Edit the part of the material that opens with the line containing "column2-paragraph-2-text: জানান, হেমায়েতপুর-সিঙ্গাইর- মানিকগঞ্জ" and closes with the line containing "column-2 xyxy=(288,60,558,670)", changing "column3" to "col3" and leaving all else as it stands. Return only those lines.

--- begin ---

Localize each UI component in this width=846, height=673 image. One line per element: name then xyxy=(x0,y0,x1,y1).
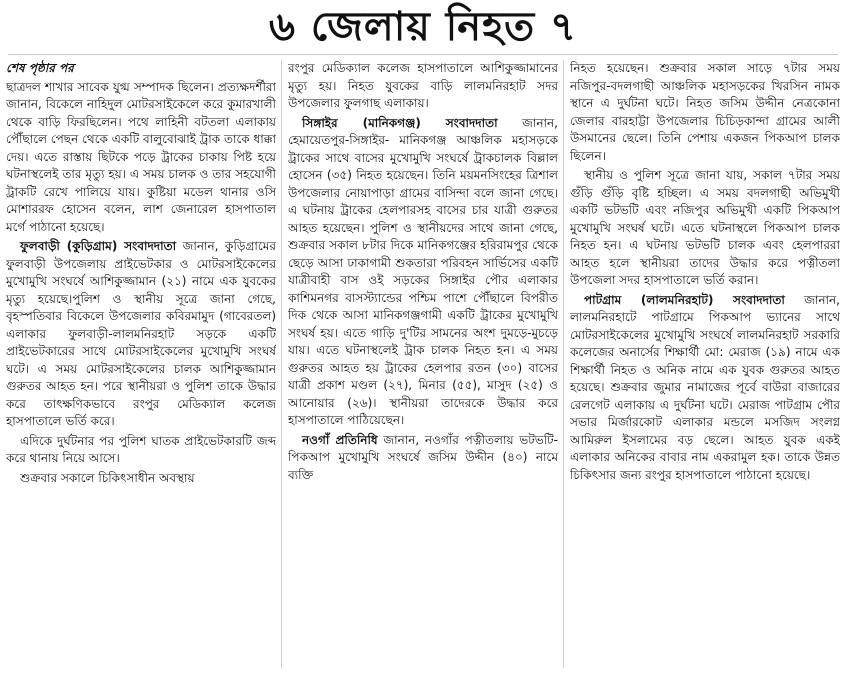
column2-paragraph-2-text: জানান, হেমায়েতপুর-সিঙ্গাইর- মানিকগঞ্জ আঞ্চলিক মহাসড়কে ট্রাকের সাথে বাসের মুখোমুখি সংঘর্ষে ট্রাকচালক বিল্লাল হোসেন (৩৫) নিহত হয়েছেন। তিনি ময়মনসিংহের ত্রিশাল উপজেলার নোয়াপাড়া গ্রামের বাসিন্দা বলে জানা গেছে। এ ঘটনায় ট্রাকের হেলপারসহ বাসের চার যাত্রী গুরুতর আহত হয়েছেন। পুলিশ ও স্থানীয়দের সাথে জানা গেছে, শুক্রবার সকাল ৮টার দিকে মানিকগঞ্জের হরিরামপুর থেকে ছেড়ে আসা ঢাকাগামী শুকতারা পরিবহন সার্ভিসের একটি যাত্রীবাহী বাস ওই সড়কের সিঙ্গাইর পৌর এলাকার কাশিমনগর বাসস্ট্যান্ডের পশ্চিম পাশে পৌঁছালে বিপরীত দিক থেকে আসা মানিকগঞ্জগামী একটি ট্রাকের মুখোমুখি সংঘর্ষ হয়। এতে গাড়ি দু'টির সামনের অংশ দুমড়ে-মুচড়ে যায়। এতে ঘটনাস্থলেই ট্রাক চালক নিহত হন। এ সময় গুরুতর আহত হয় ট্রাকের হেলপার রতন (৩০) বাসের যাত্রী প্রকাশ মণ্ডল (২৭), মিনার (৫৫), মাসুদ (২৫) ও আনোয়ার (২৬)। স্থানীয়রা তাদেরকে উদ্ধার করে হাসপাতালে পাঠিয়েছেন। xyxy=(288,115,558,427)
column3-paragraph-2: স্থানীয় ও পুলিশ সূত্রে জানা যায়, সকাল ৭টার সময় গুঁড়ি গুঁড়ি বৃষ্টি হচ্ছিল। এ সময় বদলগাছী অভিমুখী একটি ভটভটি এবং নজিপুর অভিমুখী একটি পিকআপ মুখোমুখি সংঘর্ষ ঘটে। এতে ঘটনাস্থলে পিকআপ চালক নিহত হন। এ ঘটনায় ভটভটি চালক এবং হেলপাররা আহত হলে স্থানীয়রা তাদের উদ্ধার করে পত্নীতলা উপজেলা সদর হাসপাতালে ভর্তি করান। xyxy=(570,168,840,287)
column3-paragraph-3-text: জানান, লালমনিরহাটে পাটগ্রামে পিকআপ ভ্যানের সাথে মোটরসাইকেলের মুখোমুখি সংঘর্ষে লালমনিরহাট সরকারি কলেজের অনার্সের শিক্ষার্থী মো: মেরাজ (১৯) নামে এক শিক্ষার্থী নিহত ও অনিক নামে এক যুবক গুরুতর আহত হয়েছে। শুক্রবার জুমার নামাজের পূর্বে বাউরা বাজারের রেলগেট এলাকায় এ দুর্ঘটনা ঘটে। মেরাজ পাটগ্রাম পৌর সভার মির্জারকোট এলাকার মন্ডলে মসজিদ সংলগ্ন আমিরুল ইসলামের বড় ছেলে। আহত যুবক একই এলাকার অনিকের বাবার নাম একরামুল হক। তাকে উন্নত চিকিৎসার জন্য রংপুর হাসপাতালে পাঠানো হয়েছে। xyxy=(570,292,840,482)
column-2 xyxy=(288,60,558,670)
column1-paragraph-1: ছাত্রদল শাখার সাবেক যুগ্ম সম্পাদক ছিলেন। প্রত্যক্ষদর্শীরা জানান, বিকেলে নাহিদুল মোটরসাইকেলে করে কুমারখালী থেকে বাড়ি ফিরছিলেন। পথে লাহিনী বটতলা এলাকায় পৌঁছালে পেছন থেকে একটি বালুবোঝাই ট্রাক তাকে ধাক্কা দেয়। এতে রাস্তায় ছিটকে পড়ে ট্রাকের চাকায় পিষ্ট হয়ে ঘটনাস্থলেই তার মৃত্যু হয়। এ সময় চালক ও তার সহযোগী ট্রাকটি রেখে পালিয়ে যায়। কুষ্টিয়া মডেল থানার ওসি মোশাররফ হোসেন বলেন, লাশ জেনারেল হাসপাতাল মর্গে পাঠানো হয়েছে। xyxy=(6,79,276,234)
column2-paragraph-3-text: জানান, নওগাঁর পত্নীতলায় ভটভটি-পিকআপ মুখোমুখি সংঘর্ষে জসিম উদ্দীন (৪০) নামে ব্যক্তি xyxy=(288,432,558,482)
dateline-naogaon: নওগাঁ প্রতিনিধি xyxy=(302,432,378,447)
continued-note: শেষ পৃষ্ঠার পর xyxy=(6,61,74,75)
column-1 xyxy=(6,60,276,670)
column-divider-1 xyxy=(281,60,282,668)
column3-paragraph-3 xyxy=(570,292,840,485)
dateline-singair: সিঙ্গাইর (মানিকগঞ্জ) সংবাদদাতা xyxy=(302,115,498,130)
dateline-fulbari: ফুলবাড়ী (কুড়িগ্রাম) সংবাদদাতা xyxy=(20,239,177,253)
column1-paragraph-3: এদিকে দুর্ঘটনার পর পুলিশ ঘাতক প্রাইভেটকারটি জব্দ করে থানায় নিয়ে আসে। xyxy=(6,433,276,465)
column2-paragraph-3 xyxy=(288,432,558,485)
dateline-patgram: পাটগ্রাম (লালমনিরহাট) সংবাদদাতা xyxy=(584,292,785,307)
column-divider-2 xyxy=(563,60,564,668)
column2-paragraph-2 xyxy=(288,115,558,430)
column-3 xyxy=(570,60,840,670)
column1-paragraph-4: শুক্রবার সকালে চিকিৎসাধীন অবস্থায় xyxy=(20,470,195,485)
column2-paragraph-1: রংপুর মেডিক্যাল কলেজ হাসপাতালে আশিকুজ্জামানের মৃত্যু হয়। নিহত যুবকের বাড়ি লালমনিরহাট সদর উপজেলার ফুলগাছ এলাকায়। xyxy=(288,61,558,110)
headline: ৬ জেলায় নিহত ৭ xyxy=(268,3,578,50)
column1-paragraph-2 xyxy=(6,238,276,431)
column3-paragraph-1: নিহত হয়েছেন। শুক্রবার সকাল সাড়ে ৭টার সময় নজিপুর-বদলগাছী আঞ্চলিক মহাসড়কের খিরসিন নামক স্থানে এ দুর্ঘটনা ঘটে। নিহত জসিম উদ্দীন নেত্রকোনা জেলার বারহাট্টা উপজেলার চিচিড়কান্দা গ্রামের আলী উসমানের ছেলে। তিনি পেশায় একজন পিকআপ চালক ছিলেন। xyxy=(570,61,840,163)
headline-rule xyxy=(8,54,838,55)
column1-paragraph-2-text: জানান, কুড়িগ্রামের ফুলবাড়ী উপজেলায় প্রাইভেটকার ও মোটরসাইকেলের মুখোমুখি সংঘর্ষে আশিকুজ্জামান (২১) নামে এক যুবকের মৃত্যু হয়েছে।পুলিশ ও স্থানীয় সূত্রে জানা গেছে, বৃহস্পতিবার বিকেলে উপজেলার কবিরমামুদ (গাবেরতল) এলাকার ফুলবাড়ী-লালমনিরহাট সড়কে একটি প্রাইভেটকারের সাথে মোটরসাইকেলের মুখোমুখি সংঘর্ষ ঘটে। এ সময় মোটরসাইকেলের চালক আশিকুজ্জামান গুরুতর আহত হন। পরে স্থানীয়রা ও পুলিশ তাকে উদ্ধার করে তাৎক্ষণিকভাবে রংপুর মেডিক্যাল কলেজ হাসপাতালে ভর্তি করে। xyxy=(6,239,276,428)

--- end ---

▸ **The output**:
column2-paragraph-2-text: জানান, হেমায়েতপুর-সিঙ্গাইর- মানিকগঞ্জ আঞ্চলিক মহাসড়কে ট্রাকের সাথে বাসের মুখোমুখি সংঘর্ষে ট্রাকচালক বিল্লাল হোসেন (৩৫) নিহত হয়েছেন। তিনি ময়মনসিংহের ত্রিশাল উপজেলার নোয়াপাড়া গ্রামের বাসিন্দা বলে জানা গেছে। এ ঘটনায় ট্রাকের হেলপারসহ বাসের চার যাত্রী গুরুতর আহত হয়েছেন। পুলিশ ও স্থানীয়দের সাথে জানা গেছে, শুক্রবার সকাল ৮টার দিকে মানিকগঞ্জের হরিরামপুর থেকে ছেড়ে আসা ঢাকাগামী শুকতারা পরিবহন সার্ভিসের একটি যাত্রীবাহী বাস ওই সড়কের সিঙ্গাইর পৌর এলাকার কাশিমনগর বাসস্ট্যান্ডের পশ্চিম পাশে পৌঁছালে বিপরীত দিক থেকে আসা মানিকগঞ্জগামী একটি ট্রাকের মুখোমুখি সংঘর্ষ হয়। এতে গাড়ি দু'টির সামনের অংশ দুমড়ে-মুচড়ে যায়। এতে ঘটনাস্থলেই ট্রাক চালক নিহত হন। এ সময় গুরুতর আহত হয় ট্রাকের হেলপার রতন (৩০) বাসের যাত্রী প্রকাশ মণ্ডল (২৭), মিনার (৫৫), মাসুদ (২৫) ও আনোয়ার (২৬)। স্থানীয়রা তাদেরকে উদ্ধার করে হাসপাতালে পাঠিয়েছেন। xyxy=(288,115,558,427)
col3-paragraph-2: স্থানীয় ও পুলিশ সূত্রে জানা যায়, সকাল ৭টার সময় গুঁড়ি গুঁড়ি বৃষ্টি হচ্ছিল। এ সময় বদলগাছী অভিমুখী একটি ভটভটি এবং নজিপুর অভিমুখী একটি পিকআপ মুখোমুখি সংঘর্ষ ঘটে। এতে ঘটনাস্থলে পিকআপ চালক নিহত হন। এ ঘটনায় ভটভটি চালক এবং হেলপাররা আহত হলে স্থানীয়রা তাদের উদ্ধার করে পত্নীতলা উপজেলা সদর হাসপাতালে ভর্তি করান। xyxy=(570,168,840,287)
col3-paragraph-3-text: জানান, লালমনিরহাটে পাটগ্রামে পিকআপ ভ্যানের সাথে মোটরসাইকেলের মুখোমুখি সংঘর্ষে লালমনিরহাট সরকারি কলেজের অনার্সের শিক্ষার্থী মো: মেরাজ (১৯) নামে এক শিক্ষার্থী নিহত ও অনিক নামে এক যুবক গুরুতর আহত হয়েছে। শুক্রবার জুমার নামাজের পূর্বে বাউরা বাজারের রেলগেট এলাকায় এ দুর্ঘটনা ঘটে। মেরাজ পাটগ্রাম পৌর সভার মির্জারকোট এলাকার মন্ডলে মসজিদ সংলগ্ন আমিরুল ইসলামের বড় ছেলে। আহত যুবক একই এলাকার অনিকের বাবার নাম একরামুল হক। তাকে উন্নত চিকিৎসার জন্য রংপুর হাসপাতালে পাঠানো হয়েছে। xyxy=(570,292,840,482)
column-2 xyxy=(288,60,558,670)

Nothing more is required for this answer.